-- start --

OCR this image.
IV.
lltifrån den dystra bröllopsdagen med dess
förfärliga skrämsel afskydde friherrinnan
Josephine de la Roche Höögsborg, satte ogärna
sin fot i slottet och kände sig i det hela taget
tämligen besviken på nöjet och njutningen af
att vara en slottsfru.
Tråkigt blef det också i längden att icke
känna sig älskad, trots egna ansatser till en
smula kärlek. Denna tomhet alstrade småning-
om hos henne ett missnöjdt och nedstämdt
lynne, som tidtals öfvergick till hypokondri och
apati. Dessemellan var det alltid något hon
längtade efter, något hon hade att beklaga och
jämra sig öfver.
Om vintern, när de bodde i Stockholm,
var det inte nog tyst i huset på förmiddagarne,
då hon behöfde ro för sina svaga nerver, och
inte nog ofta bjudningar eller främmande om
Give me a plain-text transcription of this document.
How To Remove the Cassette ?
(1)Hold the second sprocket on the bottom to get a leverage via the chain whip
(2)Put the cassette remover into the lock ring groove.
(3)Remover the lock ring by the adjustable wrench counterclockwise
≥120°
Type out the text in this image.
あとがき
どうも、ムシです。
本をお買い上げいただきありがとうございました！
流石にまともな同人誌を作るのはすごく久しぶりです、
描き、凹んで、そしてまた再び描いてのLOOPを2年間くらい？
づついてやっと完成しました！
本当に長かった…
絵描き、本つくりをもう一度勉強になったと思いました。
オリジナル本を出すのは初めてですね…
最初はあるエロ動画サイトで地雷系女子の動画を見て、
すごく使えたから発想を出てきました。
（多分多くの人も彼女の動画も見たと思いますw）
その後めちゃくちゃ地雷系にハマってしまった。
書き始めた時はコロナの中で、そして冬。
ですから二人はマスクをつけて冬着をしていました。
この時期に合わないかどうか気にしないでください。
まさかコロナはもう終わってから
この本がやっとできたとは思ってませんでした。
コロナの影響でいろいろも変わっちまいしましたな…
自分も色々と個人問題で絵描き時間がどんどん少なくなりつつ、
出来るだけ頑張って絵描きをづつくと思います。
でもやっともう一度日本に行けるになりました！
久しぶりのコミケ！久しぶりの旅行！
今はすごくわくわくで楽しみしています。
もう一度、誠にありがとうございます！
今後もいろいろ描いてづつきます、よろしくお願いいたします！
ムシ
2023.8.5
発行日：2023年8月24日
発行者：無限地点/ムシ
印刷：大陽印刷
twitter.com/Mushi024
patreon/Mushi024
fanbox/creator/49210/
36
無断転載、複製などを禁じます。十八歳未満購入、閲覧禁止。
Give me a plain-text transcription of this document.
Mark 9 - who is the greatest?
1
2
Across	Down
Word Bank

-- end --

* [What the exercise asks] Above are the records; copy all of them exactly.

* [Problem solution]
OCR this image.
IV.
lltifrån den dystra bröllopsdagen med dess
förfärliga skrämsel afskydde friherrinnan
Josephine de la Roche Höögsborg, satte ogärna
sin fot i slottet och kände sig i det hela taget
tämligen besviken på nöjet och njutningen af
att vara en slottsfru.
Tråkigt blef det också i längden att icke
känna sig älskad, trots egna ansatser till en
smula kärlek. Denna tomhet alstrade småning-
om hos henne ett missnöjdt och nedstämdt
lynne, som tidtals öfvergick till hypokondri och
apati. Dessemellan var det alltid något hon
längtade efter, något hon hade att beklaga och
jämra sig öfver.
Om vintern, när de bodde i Stockholm,
var det inte nog tyst i huset på förmiddagarne,
då hon behöfde ro för sina svaga nerver, och
inte nog ofta bjudningar eller främmande om
Give me a plain-text transcription of this document.
How To Remove the Cassette ?
(1)Hold the second sprocket on the bottom to get a leverage via the chain whip
(2)Put the cassette remover into the lock ring groove.
(3)Remover the lock ring by the adjustable wrench counterclockwise
≥120°
Type out the text in this image.
あとがき
どうも、ムシです。
本をお買い上げいただきありがとうございました！
流石にまともな同人誌を作るのはすごく久しぶりです、
描き、凹んで、そしてまた再び描いてのLOOPを2年間くらい？
づついてやっと完成しました！
本当に長かった…
絵描き、本つくりをもう一度勉強になったと思いました。
オリジナル本を出すのは初めてですね…
最初はあるエロ動画サイトで地雷系女子の動画を見て、
すごく使えたから発想を出てきました。
（多分多くの人も彼女の動画も見たと思いますw）
その後めちゃくちゃ地雷系にハマってしまった。
書き始めた時はコロナの中で、そして冬。
ですから二人はマスクをつけて冬着をしていました。
この時期に合わないかどうか気にしないでください。
まさかコロナはもう終わってから
この本がやっとできたとは思ってませんでした。
コロナの影響でいろいろも変わっちまいしましたな…
自分も色々と個人問題で絵描き時間がどんどん少なくなりつつ、
出来るだけ頑張って絵描きをづつくと思います。
でもやっともう一度日本に行けるになりました！
久しぶりのコミケ！久しぶりの旅行！
今はすごくわくわくで楽しみしています。
もう一度、誠にありがとうございます！
今後もいろいろ描いてづつきます、よろしくお願いいたします！
ムシ
2023.8.5
発行日：2023年8月24日
発行者：無限地点/ムシ
印刷：大陽印刷
twitter.com/Mushi024
patreon/Mushi024
fanbox/creator/49210/
36
無断転載、複製などを禁じます。十八歳未満購入、閲覧禁止。
Give me a plain-text transcription of this document.
Mark 9 - who is the greatest?
1
2
Across	Down
Word Bank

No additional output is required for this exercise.